- **To be done**: Images should be left out, and everything else in the listing reproduced exactly.

- **Given information**:
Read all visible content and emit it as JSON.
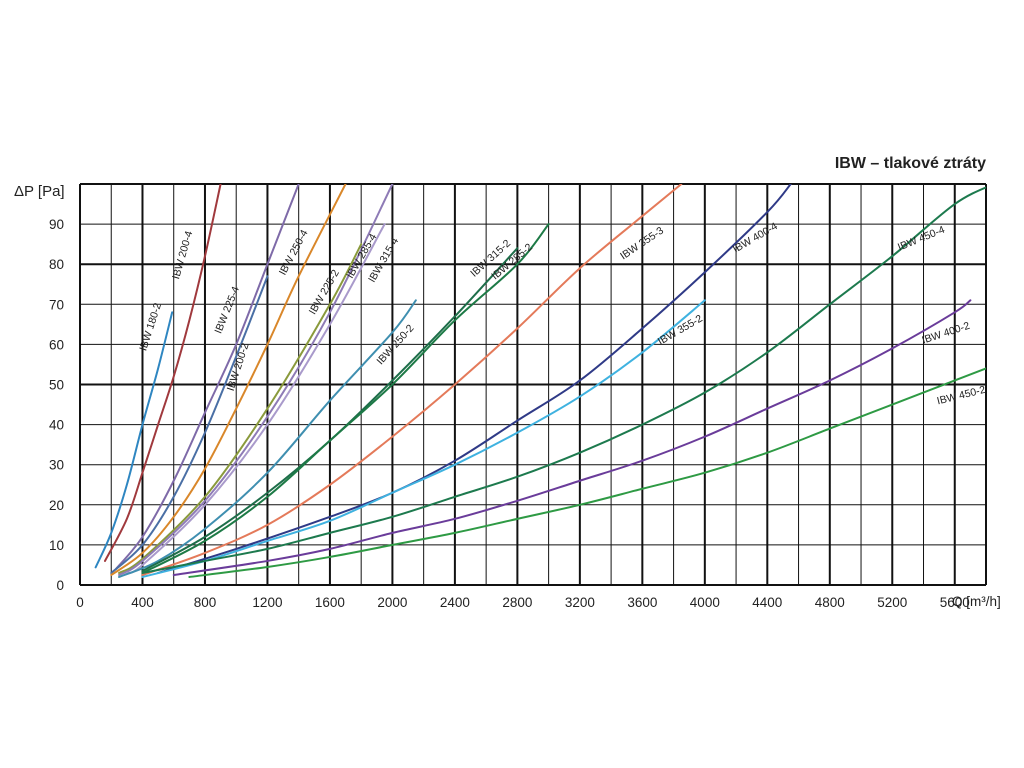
{
  "chart_data": {
    "type": "line",
    "title": "IBW – tlakové ztráty",
    "ylabel": "ΔP [Pa]",
    "xlabel": "Q [m³/h]",
    "xlim": [
      0,
      5800
    ],
    "ylim": [
      0,
      100
    ],
    "x_ticks": [
      0,
      400,
      800,
      1200,
      1600,
      2000,
      2400,
      2800,
      3200,
      3600,
      4000,
      4400,
      4800,
      5200,
      5600
    ],
    "y_ticks": [
      0,
      10,
      20,
      30,
      40,
      50,
      60,
      70,
      80,
      90
    ],
    "x_tick_labels": [
      "0",
      "400",
      "800",
      "1200",
      "1600",
      "2000",
      "2400",
      "2800",
      "3200",
      "3600",
      "4000",
      "4400",
      "4800",
      "5200",
      "5600"
    ],
    "y_tick_labels": [
      "0",
      "10",
      "20",
      "30",
      "40",
      "50",
      "60",
      "70",
      "80",
      "90"
    ],
    "grid": true,
    "series": [
      {
        "name": "IBW 180-2",
        "color": "#2e86c1",
        "x": [
          100,
          200,
          300,
          400,
          500,
          590
        ],
        "y": [
          4.4,
          13,
          25,
          40,
          54,
          68
        ]
      },
      {
        "name": "IBW 200-4",
        "color": "#a0393d",
        "x": [
          160,
          300,
          400,
          500,
          600,
          700,
          800,
          900
        ],
        "y": [
          6,
          16.5,
          28,
          40,
          52,
          66,
          82,
          100
        ]
      },
      {
        "name": "IBW 225-4",
        "color": "#7e6aa8",
        "x": [
          230,
          400,
          600,
          800,
          1000,
          1200,
          1400
        ],
        "y": [
          4,
          12,
          26,
          43,
          60,
          80,
          100
        ]
      },
      {
        "name": "IBW 200-2",
        "color": "#4a6fa5",
        "x": [
          200,
          400,
          600,
          800,
          1000,
          1200
        ],
        "y": [
          3,
          10,
          22,
          38,
          57,
          77
        ]
      },
      {
        "name": "IBW 250-4",
        "color": "#d9872a",
        "x": [
          200,
          400,
          600,
          800,
          1000,
          1200,
          1400,
          1700
        ],
        "y": [
          2.5,
          8,
          17,
          29,
          44,
          60,
          77,
          100
        ]
      },
      {
        "name": "IBW 225-2",
        "color": "#8a9a3c",
        "x": [
          250,
          400,
          800,
          1200,
          1600,
          1800
        ],
        "y": [
          3,
          6.5,
          22,
          44,
          70,
          85
        ]
      },
      {
        "name": "IBW 285-4",
        "color": "#8e7bb6",
        "x": [
          250,
          400,
          800,
          1200,
          1600,
          2000
        ],
        "y": [
          2.5,
          6,
          21,
          42,
          68,
          100
        ]
      },
      {
        "name": "IBW 315-4",
        "color": "#a99acb",
        "x": [
          300,
          400,
          800,
          1200,
          1600,
          1950
        ],
        "y": [
          3,
          5,
          20,
          40,
          65,
          90
        ]
      },
      {
        "name": "IBW 250-2",
        "color": "#3f8fb0",
        "x": [
          250,
          500,
          800,
          1200,
          1600,
          2000,
          2150
        ],
        "y": [
          2,
          6,
          14,
          28,
          46,
          63,
          71
        ]
      },
      {
        "name": "IBW 315-2",
        "color": "#1e6e4a",
        "x": [
          400,
          800,
          1200,
          1600,
          2000,
          2400,
          2800
        ],
        "y": [
          3.5,
          12,
          23,
          36,
          51,
          67,
          84
        ]
      },
      {
        "name": "IBW 285-2",
        "color": "#1d7a46",
        "x": [
          400,
          800,
          1200,
          1600,
          2000,
          2400,
          2800,
          3000
        ],
        "y": [
          3,
          11,
          22,
          36,
          50,
          66,
          80,
          90
        ]
      },
      {
        "name": "IBW 355-3",
        "color": "#e47a5a",
        "x": [
          400,
          800,
          1200,
          1600,
          2000,
          2400,
          2800,
          3200,
          3600,
          3850
        ],
        "y": [
          2.5,
          8,
          15,
          25,
          37,
          50,
          64,
          79,
          92,
          100
        ]
      },
      {
        "name": "IBW 400-4",
        "color": "#2f3a87",
        "x": [
          500,
          1000,
          1600,
          2000,
          2400,
          2800,
          3200,
          3600,
          4000,
          4400,
          4550
        ],
        "y": [
          3,
          9,
          17,
          23,
          31,
          41,
          51,
          64,
          78,
          93,
          100
        ]
      },
      {
        "name": "IBW 355-2",
        "color": "#3fb2e0",
        "x": [
          400,
          800,
          1200,
          1600,
          2000,
          2400,
          2800,
          3200,
          3600,
          4000
        ],
        "y": [
          2,
          6,
          11,
          16,
          23,
          30,
          38,
          47,
          58,
          71
        ]
      },
      {
        "name": "IBW 450-4",
        "color": "#1d7a4e",
        "x": [
          400,
          800,
          1200,
          1600,
          2000,
          2400,
          2800,
          3200,
          3600,
          4000,
          4400,
          4800,
          5200,
          5600,
          5850
        ],
        "y": [
          3,
          6,
          9,
          13,
          17,
          22,
          27,
          33,
          40,
          48,
          58,
          70,
          82,
          95,
          100
        ]
      },
      {
        "name": "IBW 400-2",
        "color": "#6a3c9a",
        "x": [
          600,
          1200,
          1600,
          2000,
          2400,
          2800,
          3200,
          3600,
          4000,
          4400,
          4800,
          5200,
          5600,
          5700
        ],
        "y": [
          2.5,
          6,
          9,
          13,
          16.5,
          21,
          26,
          31,
          37,
          44,
          51,
          59,
          68,
          71
        ]
      },
      {
        "name": "IBW 450-2",
        "color": "#2e9a44",
        "x": [
          700,
          1200,
          1600,
          2000,
          2400,
          2800,
          3200,
          3600,
          4000,
          4400,
          4800,
          5200,
          5600,
          5800
        ],
        "y": [
          2,
          4.5,
          7,
          10,
          13,
          16.5,
          20,
          24,
          28,
          33,
          39,
          45,
          51,
          54
        ]
      }
    ],
    "label_positions_note": ""
  }
}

- **Finished task**:
Read all visible content and emit it as JSON.
{
  "chart_data": {
    "type": "line",
    "title": "IBW – tlakové ztráty",
    "ylabel": "ΔP [Pa]",
    "xlabel": "Q [m³/h]",
    "xlim": [
      0,
      5800
    ],
    "ylim": [
      0,
      100
    ],
    "x_ticks": [
      0,
      400,
      800,
      1200,
      1600,
      2000,
      2400,
      2800,
      3200,
      3600,
      4000,
      4400,
      4800,
      5200,
      5600
    ],
    "y_ticks": [
      0,
      10,
      20,
      30,
      40,
      50,
      60,
      70,
      80,
      90
    ],
    "x_tick_labels": [
      "0",
      "400",
      "800",
      "1200",
      "1600",
      "2000",
      "2400",
      "2800",
      "3200",
      "3600",
      "4000",
      "4400",
      "4800",
      "5200",
      "5600"
    ],
    "y_tick_labels": [
      "0",
      "10",
      "20",
      "30",
      "40",
      "50",
      "60",
      "70",
      "80",
      "90"
    ],
    "grid": true,
    "series": [
      {
        "name": "IBW 180-2",
        "color": "#2e86c1",
        "x": [
          100,
          200,
          300,
          400,
          500,
          590
        ],
        "y": [
          4.4,
          13,
          25,
          40,
          54,
          68
        ]
      },
      {
        "name": "IBW 200-4",
        "color": "#a0393d",
        "x": [
          160,
          300,
          400,
          500,
          600,
          700,
          800,
          900
        ],
        "y": [
          6,
          16.5,
          28,
          40,
          52,
          66,
          82,
          100
        ]
      },
      {
        "name": "IBW 225-4",
        "color": "#7e6aa8",
        "x": [
          230,
          400,
          600,
          800,
          1000,
          1200,
          1400
        ],
        "y": [
          4,
          12,
          26,
          43,
          60,
          80,
          100
        ]
      },
      {
        "name": "IBW 200-2",
        "color": "#4a6fa5",
        "x": [
          200,
          400,
          600,
          800,
          1000,
          1200
        ],
        "y": [
          3,
          10,
          22,
          38,
          57,
          77
        ]
      },
      {
        "name": "IBW 250-4",
        "color": "#d9872a",
        "x": [
          200,
          400,
          600,
          800,
          1000,
          1200,
          1400,
          1700
        ],
        "y": [
          2.5,
          8,
          17,
          29,
          44,
          60,
          77,
          100
        ]
      },
      {
        "name": "IBW 225-2",
        "color": "#8a9a3c",
        "x": [
          250,
          400,
          800,
          1200,
          1600,
          1800
        ],
        "y": [
          3,
          6.5,
          22,
          44,
          70,
          85
        ]
      },
      {
        "name": "IBW 285-4",
        "color": "#8e7bb6",
        "x": [
          250,
          400,
          800,
          1200,
          1600,
          2000
        ],
        "y": [
          2.5,
          6,
          21,
          42,
          68,
          100
        ]
      },
      {
        "name": "IBW 315-4",
        "color": "#a99acb",
        "x": [
          300,
          400,
          800,
          1200,
          1600,
          1950
        ],
        "y": [
          3,
          5,
          20,
          40,
          65,
          90
        ]
      },
      {
        "name": "IBW 250-2",
        "color": "#3f8fb0",
        "x": [
          250,
          500,
          800,
          1200,
          1600,
          2000,
          2150
        ],
        "y": [
          2,
          6,
          14,
          28,
          46,
          63,
          71
        ]
      },
      {
        "name": "IBW 315-2",
        "color": "#1e6e4a",
        "x": [
          400,
          800,
          1200,
          1600,
          2000,
          2400,
          2800
        ],
        "y": [
          3.5,
          12,
          23,
          36,
          51,
          67,
          84
        ]
      },
      {
        "name": "IBW 285-2",
        "color": "#1d7a46",
        "x": [
          400,
          800,
          1200,
          1600,
          2000,
          2400,
          2800,
          3000
        ],
        "y": [
          3,
          11,
          22,
          36,
          50,
          66,
          80,
          90
        ]
      },
      {
        "name": "IBW 355-3",
        "color": "#e47a5a",
        "x": [
          400,
          800,
          1200,
          1600,
          2000,
          2400,
          2800,
          3200,
          3600,
          3850
        ],
        "y": [
          2.5,
          8,
          15,
          25,
          37,
          50,
          64,
          79,
          92,
          100
        ]
      },
      {
        "name": "IBW 400-4",
        "color": "#2f3a87",
        "x": [
          500,
          1000,
          1600,
          2000,
          2400,
          2800,
          3200,
          3600,
          4000,
          4400,
          4550
        ],
        "y": [
          3,
          9,
          17,
          23,
          31,
          41,
          51,
          64,
          78,
          93,
          100
        ]
      },
      {
        "name": "IBW 355-2",
        "color": "#3fb2e0",
        "x": [
          400,
          800,
          1200,
          1600,
          2000,
          2400,
          2800,
          3200,
          3600,
          4000
        ],
        "y": [
          2,
          6,
          11,
          16,
          23,
          30,
          38,
          47,
          58,
          71
        ]
      },
      {
        "name": "IBW 450-4",
        "color": "#1d7a4e",
        "x": [
          400,
          800,
          1200,
          1600,
          2000,
          2400,
          2800,
          3200,
          3600,
          4000,
          4400,
          4800,
          5200,
          5600,
          5850
        ],
        "y": [
          3,
          6,
          9,
          13,
          17,
          22,
          27,
          33,
          40,
          48,
          58,
          70,
          82,
          95,
          100
        ]
      },
      {
        "name": "IBW 400-2",
        "color": "#6a3c9a",
        "x": [
          600,
          1200,
          1600,
          2000,
          2400,
          2800,
          3200,
          3600,
          4000,
          4400,
          4800,
          5200,
          5600,
          5700
        ],
        "y": [
          2.5,
          6,
          9,
          13,
          16.5,
          21,
          26,
          31,
          37,
          44,
          51,
          59,
          68,
          71
        ]
      },
      {
        "name": "IBW 450-2",
        "color": "#2e9a44",
        "x": [
          700,
          1200,
          1600,
          2000,
          2400,
          2800,
          3200,
          3600,
          4000,
          4400,
          4800,
          5200,
          5600,
          5800
        ],
        "y": [
          2,
          4.5,
          7,
          10,
          13,
          16.5,
          20,
          24,
          28,
          33,
          39,
          45,
          51,
          54
        ]
      }
    ],
    "label_positions_note": ""
  }
}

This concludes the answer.